PASSAGE TO READ>
-- -- --
It was my first week at Intercom, and a report from one of our investors at Social Capital landed in my inbox. It was the first time I’d seen an ARR Build.
Ever been on a blind date? I have. It was like that—very daunting. The ARR Build didn’t make much sense to me . I didn’t have a clue what it meant to record “Gross New ARR” or how to think about “Expansion”, “Contraction”, or “Churn.” And what on earth was “NRR”? So. Many. Acronyms.
But what was scary at first quickly became clear as I asked questions and listened—the recipe for any successful date.
I quickly learned why breaking ARR into its component parts was critical to understanding the story of the business and how to influence it. Each component represented a distinct and different area of the business we could impact. With this fundamental and deep understanding of Intercom’s ARR, we oriented the company. Specific teams were assigned to own different components and their associated targets. This shift in focus played a huge role in driving the hyper-growth in the years that followed.
This “first date” with ARR marked the beginning of my journey to unravel what the hell it is, how it comes to be, and how to measure and forecast it properly. To understand ARR it should be broken into its component parts.
Isn’t Bobby a great storyteller? Alright, let’s get right into it. From the ground up.
Total ARR
Reporting on Annual Recurring Revenue is like building a house: You must start with a solid foundation. That foundation is Total ARR, which is a great place to start because it’s easy to measure and calculate. Put simply, it’s the total Annual Recurring Revenue from all customers over time.
-- -- --
RECORDS TO USE>
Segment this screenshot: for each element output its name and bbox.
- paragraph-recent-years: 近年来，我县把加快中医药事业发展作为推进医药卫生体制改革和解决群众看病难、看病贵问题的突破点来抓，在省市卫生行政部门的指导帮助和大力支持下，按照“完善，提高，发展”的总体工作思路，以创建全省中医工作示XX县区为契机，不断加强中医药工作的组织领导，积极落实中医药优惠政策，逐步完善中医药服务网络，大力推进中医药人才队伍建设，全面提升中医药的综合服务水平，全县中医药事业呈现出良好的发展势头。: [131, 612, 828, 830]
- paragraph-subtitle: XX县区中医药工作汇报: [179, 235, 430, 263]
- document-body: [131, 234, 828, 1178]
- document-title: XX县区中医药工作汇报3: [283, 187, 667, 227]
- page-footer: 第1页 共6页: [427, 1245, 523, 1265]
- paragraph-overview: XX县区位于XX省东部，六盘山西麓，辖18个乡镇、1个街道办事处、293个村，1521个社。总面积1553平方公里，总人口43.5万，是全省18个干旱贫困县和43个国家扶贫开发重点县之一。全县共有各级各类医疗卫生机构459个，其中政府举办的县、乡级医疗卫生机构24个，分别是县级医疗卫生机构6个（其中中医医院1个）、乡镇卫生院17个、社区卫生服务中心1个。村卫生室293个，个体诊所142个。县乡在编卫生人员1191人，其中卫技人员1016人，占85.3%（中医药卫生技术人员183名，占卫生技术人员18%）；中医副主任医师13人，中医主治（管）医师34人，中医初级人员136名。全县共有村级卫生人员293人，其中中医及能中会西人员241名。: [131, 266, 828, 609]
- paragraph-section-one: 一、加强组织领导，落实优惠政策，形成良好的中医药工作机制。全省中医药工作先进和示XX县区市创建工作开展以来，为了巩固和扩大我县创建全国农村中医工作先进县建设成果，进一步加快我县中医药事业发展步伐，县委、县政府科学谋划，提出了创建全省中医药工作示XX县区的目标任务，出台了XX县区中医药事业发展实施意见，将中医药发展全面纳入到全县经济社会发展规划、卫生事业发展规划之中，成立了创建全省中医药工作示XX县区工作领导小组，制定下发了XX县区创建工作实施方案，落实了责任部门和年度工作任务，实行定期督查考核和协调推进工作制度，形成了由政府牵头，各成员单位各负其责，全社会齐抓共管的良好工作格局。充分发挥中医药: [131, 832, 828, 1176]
-- -- --
GIVEN REQUEST 1>
Say whether each statement agrees with the ARR passage, answering yes or no and quoting the deciding words: (a) The narrator first saw an ARR Build in a report from an investor at Social Capital. (b) Total ARR is described as hard to measure and calculate. (c) Specific teams were assigned to own different components of ARR.
GIVEN REQUEST 2>
In the listing, starting at its first line and ending at the line that contains "- page-footer: 第1页", change "bbox" to "bounding box" and return only those lines, otherwise unchanged.

WORKED ANSWER 1>
(a) Yes: "a report from one of our investors at Social Capital landed in my inbox. It was the first time I’d seen an ARR Build."
(b) No: "it’s easy to measure and calculate."
(c) Yes: "Specific teams were assigned to own different components and their associated targets."

WORKED ANSWER 2>
Segment this screenshot: for each element output its name and bounding box.
- paragraph-recent-years: 近年来，我县把加快中医药事业发展作为推进医药卫生体制改革和解决群众看病难、看病贵问题的突破点来抓，在省市卫生行政部门的指导帮助和大力支持下，按照“完善，提高，发展”的总体工作思路，以创建全省中医工作示XX县区为契机，不断加强中医药工作的组织领导，积极落实中医药优惠政策，逐步完善中医药服务网络，大力推进中医药人才队伍建设，全面提升中医药的综合服务水平，全县中医药事业呈现出良好的发展势头。: [131, 612, 828, 830]
- paragraph-subtitle: XX县区中医药工作汇报: [179, 235, 430, 263]
- document-body: [131, 234, 828, 1178]
- document-title: XX县区中医药工作汇报3: [283, 187, 667, 227]
- page-footer: 第1页 共6页: [427, 1245, 523, 1265]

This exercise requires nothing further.